• **EXERCISE TASKS**:
1. In the frequency divider claims, what in-phase to phase-shifted switching device size ratio does Claim 3 specify?
2. Please sum up the frequency divider claims in two sentences.
3. Carry the frequency divider claims forward, beginning with the claim after Claim 5.

1. A regenerative frequency divider comprising:

an in-phase mixer circuit (612, 642, 644),

a phase-shifted mixer circuit (614, 646, 648);

wherein

an LC tank load (660) comprising first and second LC tank nodes (664, 662),

a mixer switching stage (640) comprising an in-phase switching component (642, 644) forming part of the in-phase mixer circuit and a phase-shifted switching component (646, 648) forming part of the phase-shifted mixer circuit; and

an input switching stage (610) comprising at least one switching device (612) forming part of the in-phase mixer circuit and at least one switching device (614) forming a part of the phase-shifted mixer circuit;

are connected in series from power supply to ground, the input switching stage (610) is configured to receive a differential input signal (622, 624), and the first and second LC tank nodes (664, 662), which are coupled to the mixer switching stage (640), provide an output signal of the regenerative frequency divider;

characterized in that at least one switching device (614) of the phase-shifted mixer circuit is of a smaller scale than a corresponding switching device (612) of the in-phase mixer circuit, wherein at least one switching device (614) within the input switching stage (610) of the regenerative frequency divider forming part of the phase-shifted mixer circuit is of a smaller scale than a respective corresponding switching device (612) within the input switching stage (610) forming part of the in-phase mixer circuit.


 
2. The regenerative frequency divider of Claim 1, wherein all switching devices within the phase-shifted mixer circuit are of a smaller scale than respective corresponding switching devices within the in-phase mixer circuit.
 
3. The regenerative frequency divider of Claim 1 comprising an in-phase/phase-shifted switching device size ratio of 4:1.
 
4. The regenerative frequency divider of Claim 1, wherein the regenerative frequency divider is a divide-by-two frequency divider.
 
5. The regenerative frequency divider of Claim 1, wherein each of the in-phase and phase-shifted mixer circuits is an injection locked frequency divider circuit, and the injection locked frequency divider circuits of the in-phase and phase-shifted mixer circuits share a common LC tank load.

• **ITEMS**:
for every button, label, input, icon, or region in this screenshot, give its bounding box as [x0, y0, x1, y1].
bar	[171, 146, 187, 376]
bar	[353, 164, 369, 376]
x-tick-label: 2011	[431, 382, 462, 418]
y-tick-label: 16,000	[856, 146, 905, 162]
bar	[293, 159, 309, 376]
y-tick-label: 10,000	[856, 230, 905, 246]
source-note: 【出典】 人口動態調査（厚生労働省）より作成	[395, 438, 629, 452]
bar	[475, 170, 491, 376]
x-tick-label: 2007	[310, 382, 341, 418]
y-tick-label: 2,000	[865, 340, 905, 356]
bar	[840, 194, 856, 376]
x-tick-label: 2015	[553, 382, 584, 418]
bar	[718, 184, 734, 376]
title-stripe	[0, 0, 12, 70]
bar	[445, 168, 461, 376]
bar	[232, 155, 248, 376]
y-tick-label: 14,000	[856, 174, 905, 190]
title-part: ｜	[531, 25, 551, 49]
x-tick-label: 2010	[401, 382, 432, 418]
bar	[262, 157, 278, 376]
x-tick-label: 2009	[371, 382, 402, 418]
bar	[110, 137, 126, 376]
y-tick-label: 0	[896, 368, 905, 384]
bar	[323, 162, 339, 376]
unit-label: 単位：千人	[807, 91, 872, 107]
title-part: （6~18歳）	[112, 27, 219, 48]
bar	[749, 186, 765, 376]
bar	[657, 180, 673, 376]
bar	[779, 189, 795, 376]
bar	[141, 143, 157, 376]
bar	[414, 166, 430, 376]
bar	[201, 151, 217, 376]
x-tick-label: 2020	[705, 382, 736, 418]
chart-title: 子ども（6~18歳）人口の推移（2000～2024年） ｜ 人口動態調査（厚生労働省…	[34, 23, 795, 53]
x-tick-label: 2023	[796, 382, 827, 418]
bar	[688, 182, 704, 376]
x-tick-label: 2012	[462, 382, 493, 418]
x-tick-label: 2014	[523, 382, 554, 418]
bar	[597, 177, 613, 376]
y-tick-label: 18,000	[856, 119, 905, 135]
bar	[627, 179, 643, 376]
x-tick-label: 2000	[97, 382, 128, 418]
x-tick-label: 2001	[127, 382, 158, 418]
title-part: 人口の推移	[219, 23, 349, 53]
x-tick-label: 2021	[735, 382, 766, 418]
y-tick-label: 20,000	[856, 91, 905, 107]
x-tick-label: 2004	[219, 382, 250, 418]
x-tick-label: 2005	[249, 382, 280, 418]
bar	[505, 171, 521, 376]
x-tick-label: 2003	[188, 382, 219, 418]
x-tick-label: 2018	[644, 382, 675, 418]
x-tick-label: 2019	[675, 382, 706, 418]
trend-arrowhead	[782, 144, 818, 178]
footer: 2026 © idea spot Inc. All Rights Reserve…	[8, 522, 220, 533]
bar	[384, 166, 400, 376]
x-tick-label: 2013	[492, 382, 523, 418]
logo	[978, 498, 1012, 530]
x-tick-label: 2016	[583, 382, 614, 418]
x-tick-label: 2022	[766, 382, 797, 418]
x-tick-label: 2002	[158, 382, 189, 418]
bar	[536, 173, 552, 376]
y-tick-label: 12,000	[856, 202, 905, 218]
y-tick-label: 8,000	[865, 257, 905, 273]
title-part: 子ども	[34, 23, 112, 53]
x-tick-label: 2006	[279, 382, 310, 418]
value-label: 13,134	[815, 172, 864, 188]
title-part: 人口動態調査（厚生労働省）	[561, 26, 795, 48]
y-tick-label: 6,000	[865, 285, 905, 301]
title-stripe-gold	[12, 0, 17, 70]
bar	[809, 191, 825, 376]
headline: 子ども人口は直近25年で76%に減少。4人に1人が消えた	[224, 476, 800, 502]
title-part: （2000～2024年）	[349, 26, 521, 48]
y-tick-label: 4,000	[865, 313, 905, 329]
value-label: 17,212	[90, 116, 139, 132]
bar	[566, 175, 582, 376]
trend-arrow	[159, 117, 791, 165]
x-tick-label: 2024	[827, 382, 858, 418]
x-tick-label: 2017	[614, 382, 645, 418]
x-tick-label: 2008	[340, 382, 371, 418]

• **OUTPUTS**:
1. A ratio of 4:1.

2. The claims describe a regenerative frequency divider with in-phase and phase-shifted mixer circuits, in which an LC tank load, a mixer switching stage and an input switching stage are connected in series from power supply to ground, the input switching stage receives a differential input signal, and the LC tank nodes provide the output. Its distinguishing feature is that at least one switching device of the phase-shifted mixer circuit within the input switching stage is of a smaller scale than the corresponding device of the in-phase mixer circuit.

3.
 
6. The regenerative frequency divider of Claim 1 comprising:
at least one further input switching stage comprising at least one switching device forming part of the in-phase mixer circuit and at least one switching device forming a part of the phase-shifted mixer circuit.
 
7. The regenerative frequency divider of Claim 6, wherein the regenerative frequency divider is arranged to:

perform a frequency division of a first input signal received by the first input switching stage, when the first input switching stage is enabled, and

perform a frequency division of at least one further input signal received by the at least one further input switching stage, when the at least one further input switching stage is enabled.


 
8. The regenerative frequency divider of Claim 6, wherein the regenerative frequency divider is arranged to:

perform a frequency division of a first input signal received by the first input switching stage, when the first input switching stage is enabled, and

operate as a buffer for at least one further input signal received by the at least one further input switching stage, when the at least one further input switching stage is enabled.


 
9. An integrated circuit device comprising a regenerative frequency divider according to any one of the preceding claims.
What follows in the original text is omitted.